Of the lines in the listing below, how many hold "JSON"? Answer with the number only.

## BEGIN DATA LINES

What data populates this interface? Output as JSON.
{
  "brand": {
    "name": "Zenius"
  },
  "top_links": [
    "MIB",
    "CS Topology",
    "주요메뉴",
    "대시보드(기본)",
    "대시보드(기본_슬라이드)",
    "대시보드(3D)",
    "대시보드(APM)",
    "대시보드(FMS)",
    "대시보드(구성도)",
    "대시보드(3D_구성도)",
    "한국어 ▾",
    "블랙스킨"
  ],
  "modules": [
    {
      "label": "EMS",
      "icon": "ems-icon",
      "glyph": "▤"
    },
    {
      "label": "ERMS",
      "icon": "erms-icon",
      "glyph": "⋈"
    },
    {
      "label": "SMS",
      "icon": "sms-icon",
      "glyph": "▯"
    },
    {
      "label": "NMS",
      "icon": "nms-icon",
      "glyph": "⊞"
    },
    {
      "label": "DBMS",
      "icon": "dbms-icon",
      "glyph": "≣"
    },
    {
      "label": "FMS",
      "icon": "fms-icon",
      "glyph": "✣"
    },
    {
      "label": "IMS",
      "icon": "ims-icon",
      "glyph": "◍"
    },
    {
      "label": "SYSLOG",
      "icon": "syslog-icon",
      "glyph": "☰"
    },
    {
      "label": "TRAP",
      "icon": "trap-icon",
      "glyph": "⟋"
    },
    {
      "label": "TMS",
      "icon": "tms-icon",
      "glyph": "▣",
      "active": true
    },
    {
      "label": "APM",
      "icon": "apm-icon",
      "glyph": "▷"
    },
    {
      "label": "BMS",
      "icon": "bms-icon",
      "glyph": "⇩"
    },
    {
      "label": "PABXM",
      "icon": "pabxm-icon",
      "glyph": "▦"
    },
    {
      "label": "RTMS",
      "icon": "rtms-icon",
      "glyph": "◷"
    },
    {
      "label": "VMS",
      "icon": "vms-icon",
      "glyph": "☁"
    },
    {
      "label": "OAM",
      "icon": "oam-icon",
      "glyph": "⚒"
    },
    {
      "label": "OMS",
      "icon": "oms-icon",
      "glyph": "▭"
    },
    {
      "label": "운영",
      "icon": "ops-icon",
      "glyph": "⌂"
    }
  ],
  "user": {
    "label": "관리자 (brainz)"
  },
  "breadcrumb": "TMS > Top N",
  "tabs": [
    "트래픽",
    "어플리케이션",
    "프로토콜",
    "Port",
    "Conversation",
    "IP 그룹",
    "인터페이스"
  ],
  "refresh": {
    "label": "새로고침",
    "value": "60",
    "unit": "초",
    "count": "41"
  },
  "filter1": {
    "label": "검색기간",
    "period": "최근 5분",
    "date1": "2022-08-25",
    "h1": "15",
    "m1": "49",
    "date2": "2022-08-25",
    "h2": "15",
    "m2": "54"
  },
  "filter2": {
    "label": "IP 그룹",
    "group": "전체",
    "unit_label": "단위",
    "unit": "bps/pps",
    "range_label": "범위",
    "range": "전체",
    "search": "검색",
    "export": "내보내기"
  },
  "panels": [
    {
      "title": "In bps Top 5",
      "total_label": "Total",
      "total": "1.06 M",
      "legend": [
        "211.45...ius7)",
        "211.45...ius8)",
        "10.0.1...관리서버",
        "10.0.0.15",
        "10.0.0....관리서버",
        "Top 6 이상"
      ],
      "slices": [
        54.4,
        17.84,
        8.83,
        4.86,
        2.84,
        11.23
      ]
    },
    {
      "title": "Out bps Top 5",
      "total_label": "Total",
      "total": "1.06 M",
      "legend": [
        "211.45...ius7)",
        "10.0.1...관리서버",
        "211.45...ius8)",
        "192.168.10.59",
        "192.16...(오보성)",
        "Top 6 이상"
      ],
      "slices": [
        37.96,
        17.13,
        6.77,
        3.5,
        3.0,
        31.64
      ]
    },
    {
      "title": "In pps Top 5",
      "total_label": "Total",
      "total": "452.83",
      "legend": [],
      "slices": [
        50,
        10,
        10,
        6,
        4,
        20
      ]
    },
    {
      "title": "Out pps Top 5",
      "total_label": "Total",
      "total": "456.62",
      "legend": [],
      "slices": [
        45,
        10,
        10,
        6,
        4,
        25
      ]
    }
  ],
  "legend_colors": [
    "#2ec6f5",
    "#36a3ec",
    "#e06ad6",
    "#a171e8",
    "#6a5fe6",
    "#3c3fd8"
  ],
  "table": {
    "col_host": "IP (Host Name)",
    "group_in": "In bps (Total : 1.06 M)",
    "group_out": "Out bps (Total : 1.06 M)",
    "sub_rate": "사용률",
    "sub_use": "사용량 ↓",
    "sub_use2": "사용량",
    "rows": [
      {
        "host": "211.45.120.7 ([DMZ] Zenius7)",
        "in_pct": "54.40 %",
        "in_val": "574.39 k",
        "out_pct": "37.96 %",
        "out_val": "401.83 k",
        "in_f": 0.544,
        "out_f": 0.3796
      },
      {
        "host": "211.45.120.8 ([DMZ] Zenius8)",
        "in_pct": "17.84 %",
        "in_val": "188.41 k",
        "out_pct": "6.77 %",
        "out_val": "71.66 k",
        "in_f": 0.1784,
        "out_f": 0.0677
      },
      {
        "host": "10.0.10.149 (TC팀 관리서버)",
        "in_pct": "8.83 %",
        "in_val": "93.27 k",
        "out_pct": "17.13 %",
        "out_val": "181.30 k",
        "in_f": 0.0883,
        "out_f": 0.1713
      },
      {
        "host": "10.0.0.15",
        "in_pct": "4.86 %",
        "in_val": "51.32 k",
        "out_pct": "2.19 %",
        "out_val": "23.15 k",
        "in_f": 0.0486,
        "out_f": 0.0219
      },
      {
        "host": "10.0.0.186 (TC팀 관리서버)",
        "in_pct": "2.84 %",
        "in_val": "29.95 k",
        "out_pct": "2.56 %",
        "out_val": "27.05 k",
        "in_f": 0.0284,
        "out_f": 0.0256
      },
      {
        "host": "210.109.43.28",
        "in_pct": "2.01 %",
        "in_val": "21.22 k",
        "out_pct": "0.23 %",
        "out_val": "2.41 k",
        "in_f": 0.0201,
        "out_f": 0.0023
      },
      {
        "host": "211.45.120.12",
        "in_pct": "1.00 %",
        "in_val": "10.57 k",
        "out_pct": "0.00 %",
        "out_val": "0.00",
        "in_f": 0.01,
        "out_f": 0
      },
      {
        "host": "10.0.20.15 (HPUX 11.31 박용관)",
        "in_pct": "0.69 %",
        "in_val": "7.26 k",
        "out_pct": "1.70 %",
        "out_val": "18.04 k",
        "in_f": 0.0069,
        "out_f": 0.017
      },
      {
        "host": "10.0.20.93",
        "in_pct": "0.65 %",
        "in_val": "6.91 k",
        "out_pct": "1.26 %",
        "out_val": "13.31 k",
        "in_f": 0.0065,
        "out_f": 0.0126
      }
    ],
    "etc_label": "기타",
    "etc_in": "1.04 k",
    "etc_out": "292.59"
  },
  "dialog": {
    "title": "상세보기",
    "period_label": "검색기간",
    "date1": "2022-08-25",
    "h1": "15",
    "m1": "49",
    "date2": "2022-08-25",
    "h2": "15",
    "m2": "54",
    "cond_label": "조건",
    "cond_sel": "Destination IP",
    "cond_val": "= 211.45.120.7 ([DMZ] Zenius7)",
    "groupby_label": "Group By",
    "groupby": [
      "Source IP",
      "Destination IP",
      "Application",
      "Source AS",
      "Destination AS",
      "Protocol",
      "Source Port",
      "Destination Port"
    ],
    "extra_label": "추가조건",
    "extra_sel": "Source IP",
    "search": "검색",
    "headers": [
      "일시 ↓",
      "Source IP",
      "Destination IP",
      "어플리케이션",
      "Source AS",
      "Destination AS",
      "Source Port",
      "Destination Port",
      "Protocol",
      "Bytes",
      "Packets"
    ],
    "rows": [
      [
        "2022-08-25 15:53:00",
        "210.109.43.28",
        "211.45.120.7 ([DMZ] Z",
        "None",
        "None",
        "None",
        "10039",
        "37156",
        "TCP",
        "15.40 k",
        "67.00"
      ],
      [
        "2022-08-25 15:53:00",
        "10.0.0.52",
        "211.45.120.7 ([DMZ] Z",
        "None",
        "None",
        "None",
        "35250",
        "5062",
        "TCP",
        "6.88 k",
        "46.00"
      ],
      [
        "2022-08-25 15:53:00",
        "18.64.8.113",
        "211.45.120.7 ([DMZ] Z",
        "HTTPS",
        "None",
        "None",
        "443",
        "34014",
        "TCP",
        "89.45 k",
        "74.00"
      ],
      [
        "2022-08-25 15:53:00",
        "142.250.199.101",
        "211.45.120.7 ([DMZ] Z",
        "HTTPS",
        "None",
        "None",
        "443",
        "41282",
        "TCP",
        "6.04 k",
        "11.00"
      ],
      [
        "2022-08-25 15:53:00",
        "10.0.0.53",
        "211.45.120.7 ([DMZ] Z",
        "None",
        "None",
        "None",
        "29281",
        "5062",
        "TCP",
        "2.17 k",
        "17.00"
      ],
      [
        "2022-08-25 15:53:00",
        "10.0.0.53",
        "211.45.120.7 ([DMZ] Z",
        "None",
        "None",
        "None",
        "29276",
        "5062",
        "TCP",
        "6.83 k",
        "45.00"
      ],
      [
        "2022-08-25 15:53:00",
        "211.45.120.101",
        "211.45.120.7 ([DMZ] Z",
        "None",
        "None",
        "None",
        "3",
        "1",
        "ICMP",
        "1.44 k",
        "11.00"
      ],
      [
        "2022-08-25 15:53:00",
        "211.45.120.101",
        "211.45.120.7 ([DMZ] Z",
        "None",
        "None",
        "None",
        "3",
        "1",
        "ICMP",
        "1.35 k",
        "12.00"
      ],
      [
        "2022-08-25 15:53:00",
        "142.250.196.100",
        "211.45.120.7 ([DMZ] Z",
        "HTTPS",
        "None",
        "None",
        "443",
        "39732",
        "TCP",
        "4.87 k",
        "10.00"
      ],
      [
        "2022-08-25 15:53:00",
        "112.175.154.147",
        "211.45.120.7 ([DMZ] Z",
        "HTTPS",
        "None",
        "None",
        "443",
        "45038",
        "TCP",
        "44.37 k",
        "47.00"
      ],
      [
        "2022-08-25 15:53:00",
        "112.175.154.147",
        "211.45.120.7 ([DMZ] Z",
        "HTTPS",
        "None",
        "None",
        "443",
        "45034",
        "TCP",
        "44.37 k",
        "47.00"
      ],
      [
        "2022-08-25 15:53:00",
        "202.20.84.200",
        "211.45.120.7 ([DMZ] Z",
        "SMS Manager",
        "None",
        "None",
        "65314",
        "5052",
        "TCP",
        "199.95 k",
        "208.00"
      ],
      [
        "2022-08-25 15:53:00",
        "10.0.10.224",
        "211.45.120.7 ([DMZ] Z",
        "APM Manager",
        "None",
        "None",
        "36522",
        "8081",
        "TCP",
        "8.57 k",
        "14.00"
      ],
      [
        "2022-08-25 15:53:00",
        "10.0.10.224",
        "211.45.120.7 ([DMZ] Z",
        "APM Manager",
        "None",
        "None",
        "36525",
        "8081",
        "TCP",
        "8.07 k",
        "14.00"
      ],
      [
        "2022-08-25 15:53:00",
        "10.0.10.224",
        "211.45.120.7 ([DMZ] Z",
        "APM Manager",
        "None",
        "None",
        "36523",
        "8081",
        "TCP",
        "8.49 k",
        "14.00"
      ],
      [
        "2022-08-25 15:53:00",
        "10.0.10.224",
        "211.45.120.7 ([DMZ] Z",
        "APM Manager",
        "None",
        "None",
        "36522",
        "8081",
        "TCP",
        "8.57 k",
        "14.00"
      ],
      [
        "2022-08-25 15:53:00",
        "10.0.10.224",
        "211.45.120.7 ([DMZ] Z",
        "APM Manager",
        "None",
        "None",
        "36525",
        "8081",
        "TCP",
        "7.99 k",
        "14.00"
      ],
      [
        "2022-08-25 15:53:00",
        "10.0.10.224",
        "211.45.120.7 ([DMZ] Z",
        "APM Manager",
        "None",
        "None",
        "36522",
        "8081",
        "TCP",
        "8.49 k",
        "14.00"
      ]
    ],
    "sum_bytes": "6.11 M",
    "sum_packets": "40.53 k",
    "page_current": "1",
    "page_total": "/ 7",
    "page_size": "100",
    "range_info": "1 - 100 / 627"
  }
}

## END DATA LINES
## BEGIN DATA LINES

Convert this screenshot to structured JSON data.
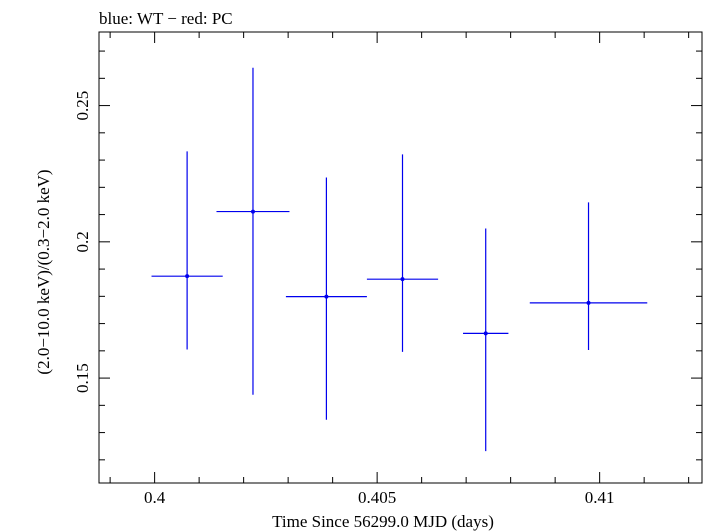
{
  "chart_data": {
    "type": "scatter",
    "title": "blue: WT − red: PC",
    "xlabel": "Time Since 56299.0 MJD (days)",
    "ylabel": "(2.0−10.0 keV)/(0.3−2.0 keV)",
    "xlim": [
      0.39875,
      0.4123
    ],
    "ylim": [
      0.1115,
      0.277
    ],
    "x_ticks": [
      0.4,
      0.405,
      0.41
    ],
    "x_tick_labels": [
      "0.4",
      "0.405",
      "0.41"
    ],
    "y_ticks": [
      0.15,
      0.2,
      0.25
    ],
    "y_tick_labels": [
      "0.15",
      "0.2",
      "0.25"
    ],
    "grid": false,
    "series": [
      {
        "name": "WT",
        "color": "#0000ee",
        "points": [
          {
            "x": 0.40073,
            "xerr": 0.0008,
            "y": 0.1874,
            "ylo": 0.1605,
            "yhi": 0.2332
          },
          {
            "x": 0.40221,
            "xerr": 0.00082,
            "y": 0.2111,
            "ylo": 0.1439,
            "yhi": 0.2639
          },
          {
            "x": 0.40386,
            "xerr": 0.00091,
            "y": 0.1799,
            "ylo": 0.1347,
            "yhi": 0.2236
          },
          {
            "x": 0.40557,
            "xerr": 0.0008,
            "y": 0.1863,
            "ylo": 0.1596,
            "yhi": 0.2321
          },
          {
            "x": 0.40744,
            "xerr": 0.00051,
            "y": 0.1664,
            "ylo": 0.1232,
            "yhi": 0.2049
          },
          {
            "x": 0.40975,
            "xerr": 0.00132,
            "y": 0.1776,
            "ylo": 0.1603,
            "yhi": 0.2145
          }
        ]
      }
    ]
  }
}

## END DATA LINES
## BEGIN DATA LINES

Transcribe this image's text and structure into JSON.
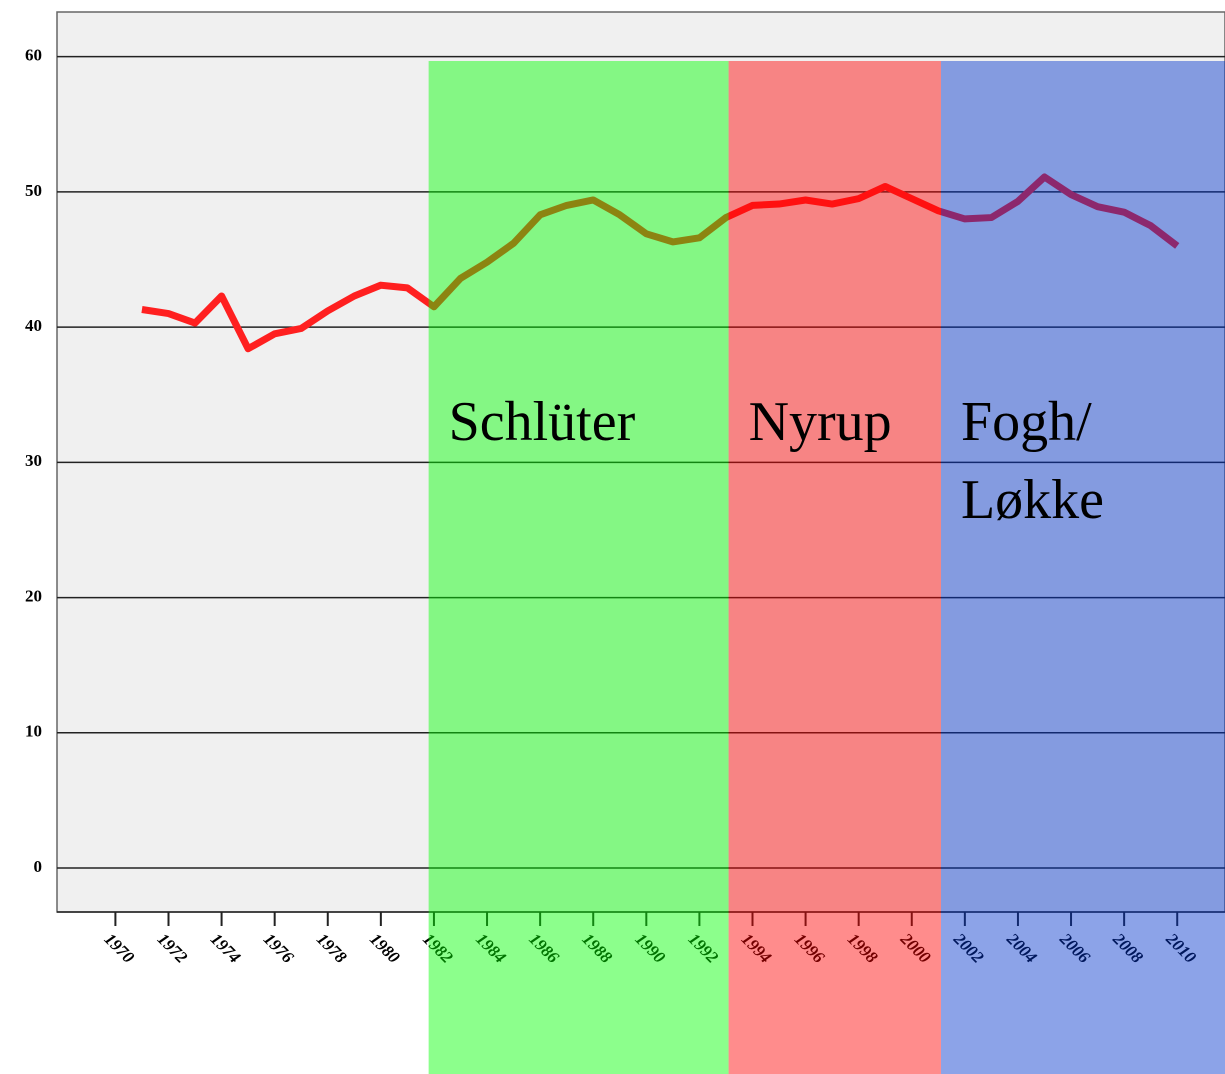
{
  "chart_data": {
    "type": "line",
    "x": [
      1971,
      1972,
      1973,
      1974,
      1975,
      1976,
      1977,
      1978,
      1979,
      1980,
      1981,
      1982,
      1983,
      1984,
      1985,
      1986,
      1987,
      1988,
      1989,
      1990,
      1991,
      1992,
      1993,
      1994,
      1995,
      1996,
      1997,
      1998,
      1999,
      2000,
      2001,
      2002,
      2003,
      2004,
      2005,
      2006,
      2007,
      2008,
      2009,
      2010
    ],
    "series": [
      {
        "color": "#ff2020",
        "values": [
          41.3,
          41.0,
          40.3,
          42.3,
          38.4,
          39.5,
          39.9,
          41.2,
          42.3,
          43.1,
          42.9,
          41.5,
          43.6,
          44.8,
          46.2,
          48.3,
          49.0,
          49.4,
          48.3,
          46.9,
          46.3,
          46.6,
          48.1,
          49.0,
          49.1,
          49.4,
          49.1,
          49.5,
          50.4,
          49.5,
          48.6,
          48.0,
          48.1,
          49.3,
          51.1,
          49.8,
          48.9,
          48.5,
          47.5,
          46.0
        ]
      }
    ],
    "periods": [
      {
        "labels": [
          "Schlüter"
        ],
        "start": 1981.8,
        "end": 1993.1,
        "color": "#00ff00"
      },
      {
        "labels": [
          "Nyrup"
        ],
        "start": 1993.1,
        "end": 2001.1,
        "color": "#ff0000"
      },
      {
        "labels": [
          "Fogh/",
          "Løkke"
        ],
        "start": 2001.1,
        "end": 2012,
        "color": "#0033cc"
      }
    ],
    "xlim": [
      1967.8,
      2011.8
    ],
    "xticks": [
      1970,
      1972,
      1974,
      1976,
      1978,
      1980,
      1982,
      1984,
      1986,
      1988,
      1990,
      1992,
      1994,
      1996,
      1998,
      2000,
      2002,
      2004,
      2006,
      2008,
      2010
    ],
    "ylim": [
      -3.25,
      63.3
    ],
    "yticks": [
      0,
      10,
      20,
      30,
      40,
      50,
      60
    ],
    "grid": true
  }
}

## END DATA LINES

*EXERCISE RESPONSE*.
3